* **EXERCISE AIM**
Read the entries below and pull out each line with the string "screenshot".

* **INFORMATION PROVIDED**
>>
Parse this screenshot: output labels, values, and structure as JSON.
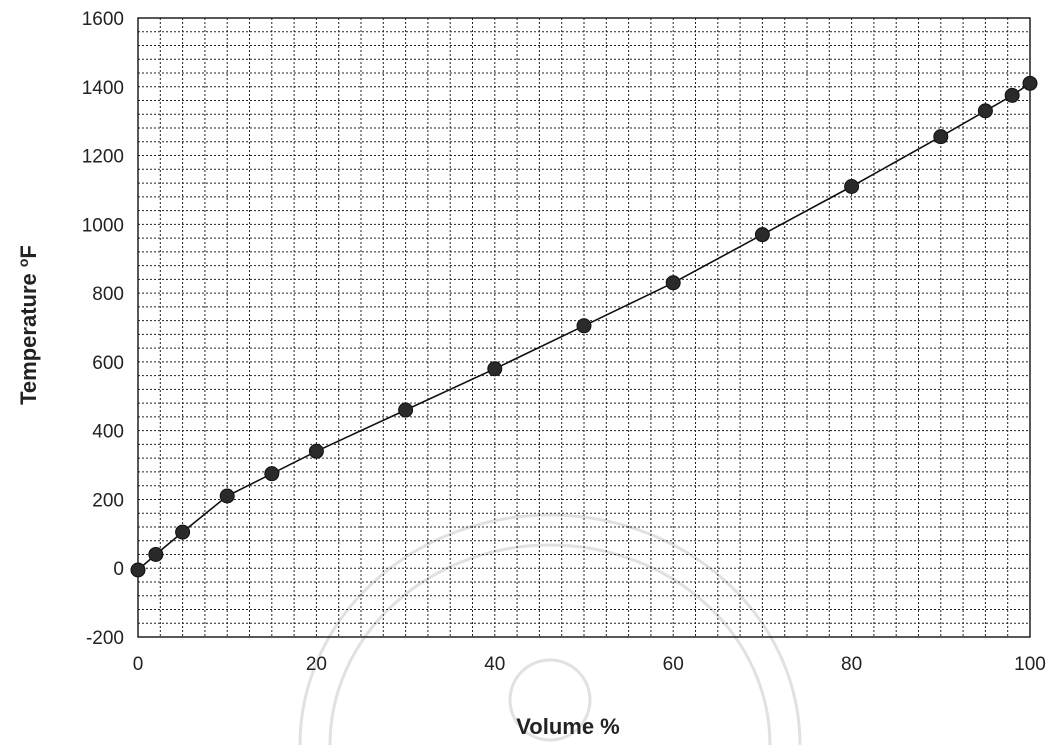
{
  "chart_data": {
    "type": "line",
    "xlabel": "Volume %",
    "ylabel": "Temperature °F",
    "ylabel_parts": [
      "Temperature ",
      "o",
      "F"
    ],
    "xlim": [
      0,
      100
    ],
    "ylim": [
      -200,
      1600
    ],
    "x_ticks": [
      "0",
      "20",
      "40",
      "60",
      "80",
      "100"
    ],
    "y_ticks": [
      "-200",
      "0",
      "200",
      "400",
      "600",
      "800",
      "1000",
      "1200",
      "1400",
      "1600"
    ],
    "x_tick_values": [
      0,
      20,
      40,
      60,
      80,
      100
    ],
    "y_tick_values": [
      -200,
      0,
      200,
      400,
      600,
      800,
      1000,
      1200,
      1400,
      1600
    ],
    "grid": true,
    "series": [
      {
        "x": [
          0,
          2,
          5,
          10,
          15,
          20,
          30,
          40,
          50,
          60,
          70,
          80,
          90,
          95,
          98,
          100
        ],
        "y": [
          -5,
          40,
          105,
          210,
          275,
          340,
          460,
          580,
          705,
          830,
          970,
          1110,
          1255,
          1330,
          1375,
          1410
        ],
        "color": "#111111",
        "marker": "circle"
      }
    ]
  }
}
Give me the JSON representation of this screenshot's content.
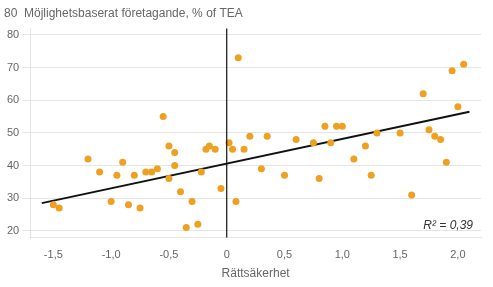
<<
* **OUTPUT OF THE TASK**
Parse this screenshot: output labels, values, and structure as JSON.
Give me the JSON representation of this screenshot's content.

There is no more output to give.